(Extracted data entries)
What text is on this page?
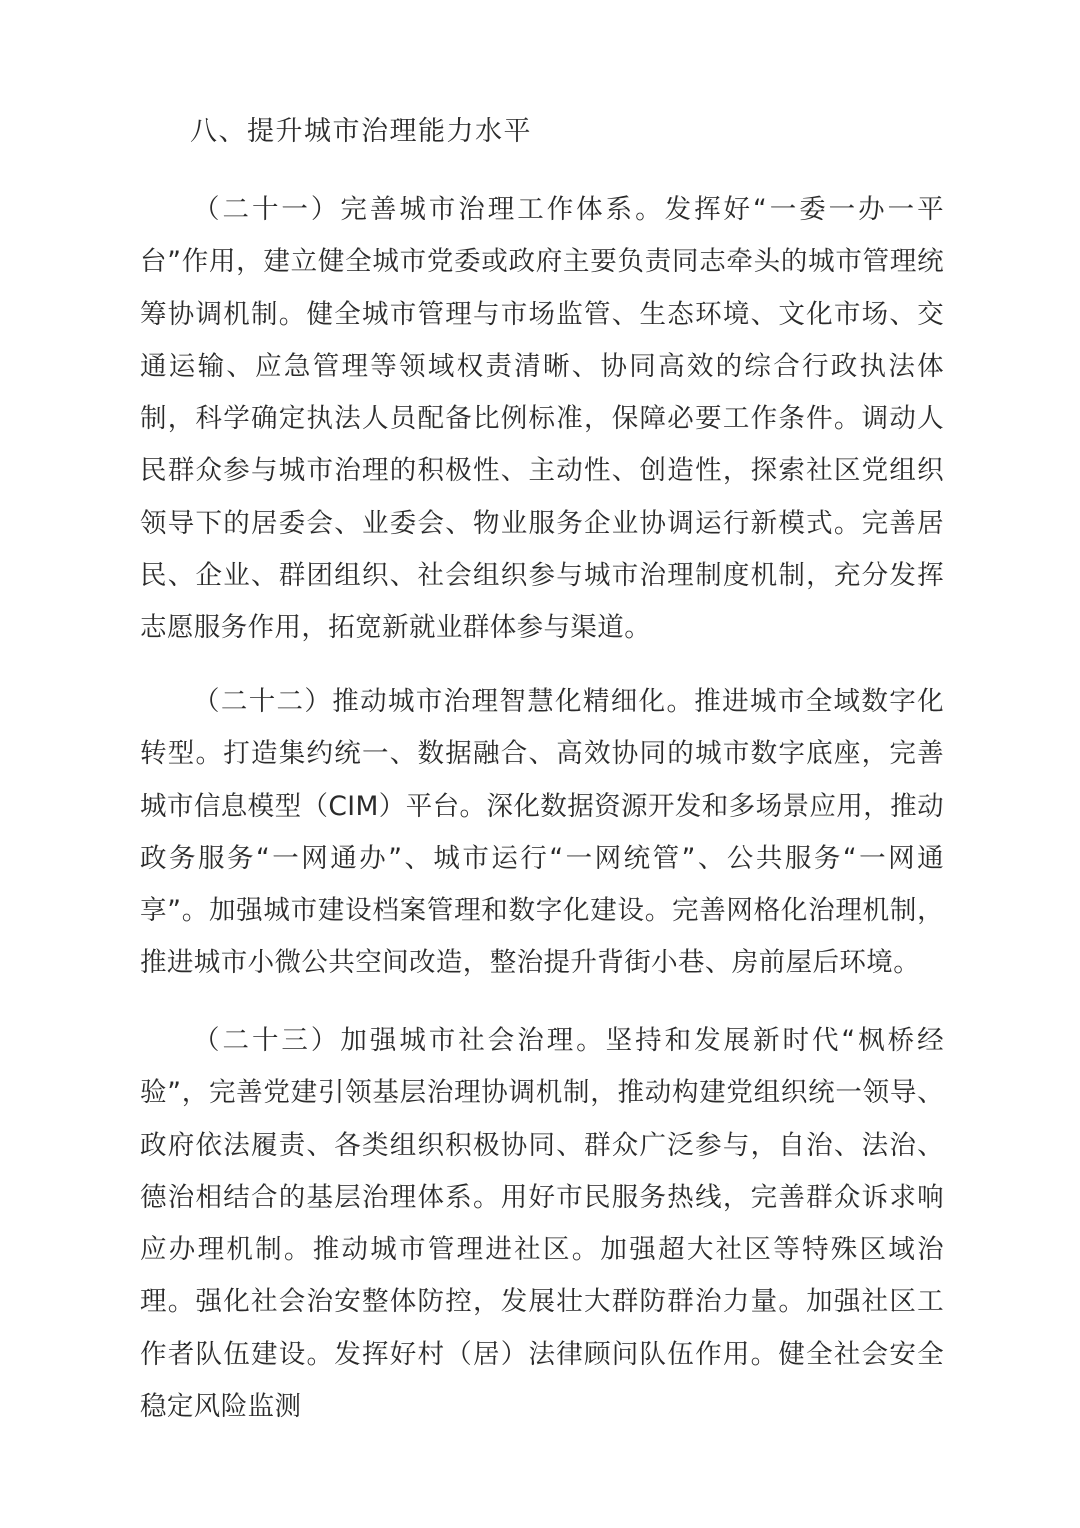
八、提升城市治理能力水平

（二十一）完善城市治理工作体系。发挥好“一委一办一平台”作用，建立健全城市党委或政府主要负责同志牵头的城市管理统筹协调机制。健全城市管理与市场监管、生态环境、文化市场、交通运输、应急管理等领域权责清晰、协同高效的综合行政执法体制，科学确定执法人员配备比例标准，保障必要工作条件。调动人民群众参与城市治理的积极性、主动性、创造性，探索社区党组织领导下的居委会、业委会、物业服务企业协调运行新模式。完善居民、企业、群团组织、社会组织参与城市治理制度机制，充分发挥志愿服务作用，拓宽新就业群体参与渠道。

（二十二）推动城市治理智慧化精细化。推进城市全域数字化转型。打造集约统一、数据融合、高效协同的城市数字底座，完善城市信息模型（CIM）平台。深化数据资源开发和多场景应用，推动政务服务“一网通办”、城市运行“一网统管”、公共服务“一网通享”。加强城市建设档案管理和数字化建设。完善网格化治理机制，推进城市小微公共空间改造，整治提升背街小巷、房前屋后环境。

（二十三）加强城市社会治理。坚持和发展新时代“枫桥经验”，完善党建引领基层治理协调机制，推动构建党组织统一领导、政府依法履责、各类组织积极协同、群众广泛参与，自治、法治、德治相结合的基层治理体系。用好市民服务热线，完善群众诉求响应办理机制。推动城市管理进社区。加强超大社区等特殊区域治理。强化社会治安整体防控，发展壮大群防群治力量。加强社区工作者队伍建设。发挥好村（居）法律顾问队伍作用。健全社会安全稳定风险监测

==

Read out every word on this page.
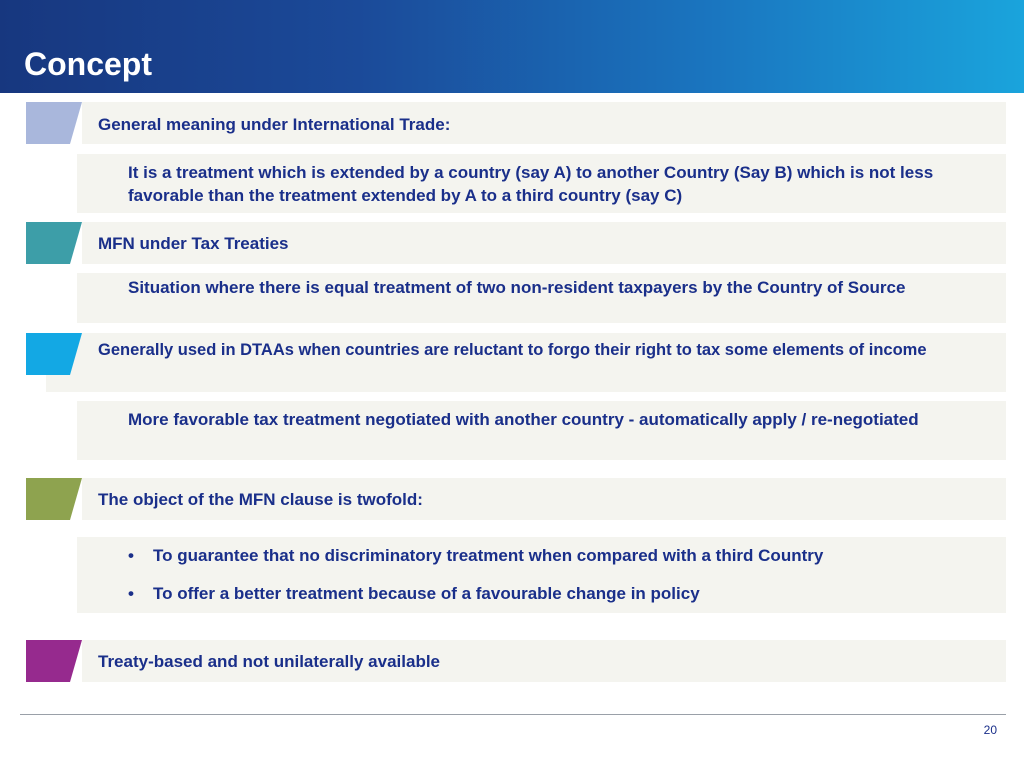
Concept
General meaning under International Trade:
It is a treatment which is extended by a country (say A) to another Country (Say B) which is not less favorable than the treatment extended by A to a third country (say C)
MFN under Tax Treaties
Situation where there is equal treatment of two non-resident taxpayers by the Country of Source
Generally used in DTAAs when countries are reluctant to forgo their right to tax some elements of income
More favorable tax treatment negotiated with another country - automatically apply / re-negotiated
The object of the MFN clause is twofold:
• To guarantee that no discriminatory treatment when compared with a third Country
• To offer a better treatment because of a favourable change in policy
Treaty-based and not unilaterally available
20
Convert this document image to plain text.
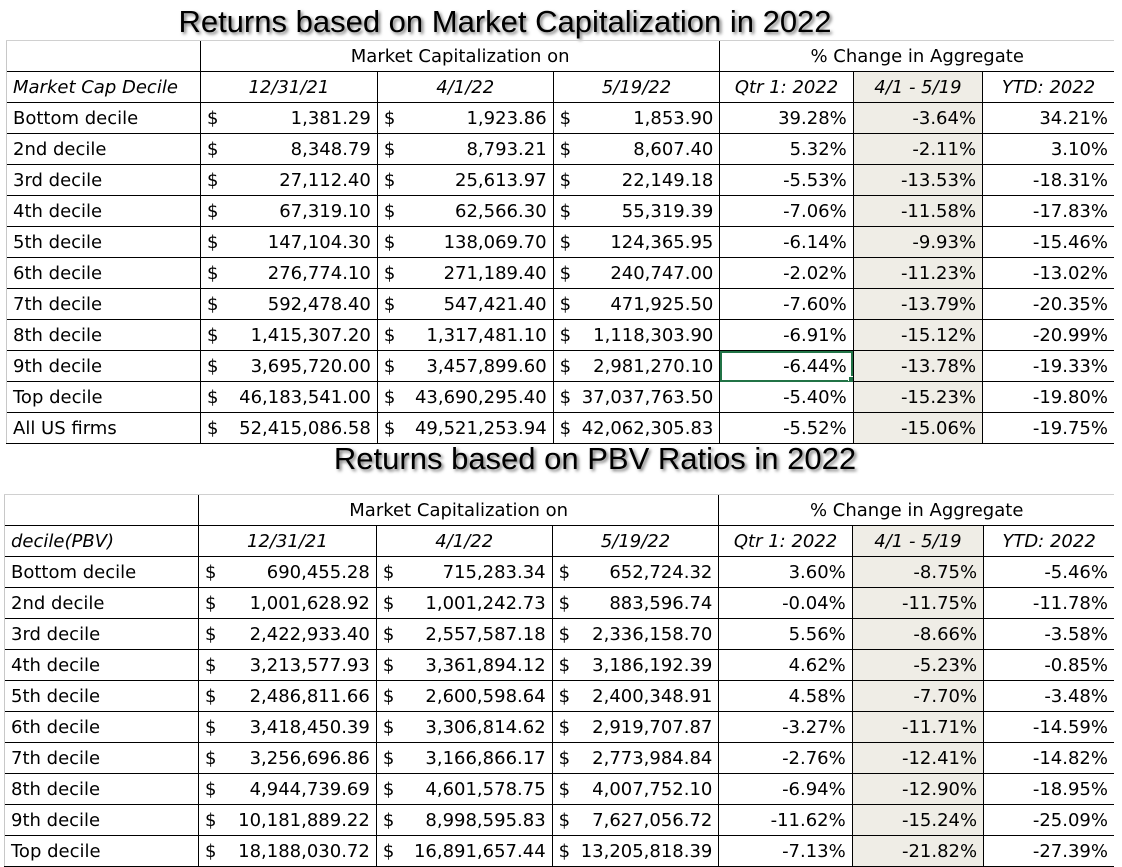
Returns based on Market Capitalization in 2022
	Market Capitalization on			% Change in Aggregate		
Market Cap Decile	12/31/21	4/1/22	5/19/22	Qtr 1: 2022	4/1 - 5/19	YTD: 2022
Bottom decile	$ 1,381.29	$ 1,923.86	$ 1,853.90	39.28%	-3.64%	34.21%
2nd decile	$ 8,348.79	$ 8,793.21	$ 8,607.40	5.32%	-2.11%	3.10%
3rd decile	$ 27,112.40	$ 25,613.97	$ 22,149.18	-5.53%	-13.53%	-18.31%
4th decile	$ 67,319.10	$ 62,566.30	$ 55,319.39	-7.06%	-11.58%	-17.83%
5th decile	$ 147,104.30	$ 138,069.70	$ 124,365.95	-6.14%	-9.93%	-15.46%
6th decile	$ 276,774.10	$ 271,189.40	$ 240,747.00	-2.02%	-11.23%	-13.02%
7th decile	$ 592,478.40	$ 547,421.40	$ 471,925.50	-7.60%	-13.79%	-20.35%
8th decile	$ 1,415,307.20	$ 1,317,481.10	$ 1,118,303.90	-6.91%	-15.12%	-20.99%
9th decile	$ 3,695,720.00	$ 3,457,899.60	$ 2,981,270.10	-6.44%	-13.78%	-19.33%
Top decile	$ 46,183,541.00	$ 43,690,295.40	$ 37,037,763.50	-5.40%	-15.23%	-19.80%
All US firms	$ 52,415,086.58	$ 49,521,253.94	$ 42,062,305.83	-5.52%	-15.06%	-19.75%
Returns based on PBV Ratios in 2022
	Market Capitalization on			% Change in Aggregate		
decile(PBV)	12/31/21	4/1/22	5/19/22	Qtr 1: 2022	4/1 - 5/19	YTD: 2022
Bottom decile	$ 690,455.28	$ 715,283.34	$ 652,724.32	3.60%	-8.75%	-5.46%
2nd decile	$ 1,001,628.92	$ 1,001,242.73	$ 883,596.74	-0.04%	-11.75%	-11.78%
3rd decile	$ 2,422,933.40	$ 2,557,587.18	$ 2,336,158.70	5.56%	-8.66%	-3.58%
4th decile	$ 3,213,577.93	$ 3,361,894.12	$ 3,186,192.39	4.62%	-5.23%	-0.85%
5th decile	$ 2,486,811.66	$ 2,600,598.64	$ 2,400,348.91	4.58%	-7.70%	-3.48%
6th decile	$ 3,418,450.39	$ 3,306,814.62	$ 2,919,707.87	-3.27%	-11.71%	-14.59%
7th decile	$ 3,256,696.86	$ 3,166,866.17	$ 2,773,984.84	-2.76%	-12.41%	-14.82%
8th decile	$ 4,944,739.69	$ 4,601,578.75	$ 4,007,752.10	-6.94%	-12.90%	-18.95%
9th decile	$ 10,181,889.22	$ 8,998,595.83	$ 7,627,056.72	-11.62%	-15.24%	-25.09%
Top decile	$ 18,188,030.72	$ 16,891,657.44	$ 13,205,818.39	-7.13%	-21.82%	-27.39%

__The exercise__. Wherever the string "based" appears in the entries above, list that line.

__In response__.
Treaty-based and not unilaterally available
Returns based on Market Capitalization in 2022
Returns based on PBV Ratios in 2022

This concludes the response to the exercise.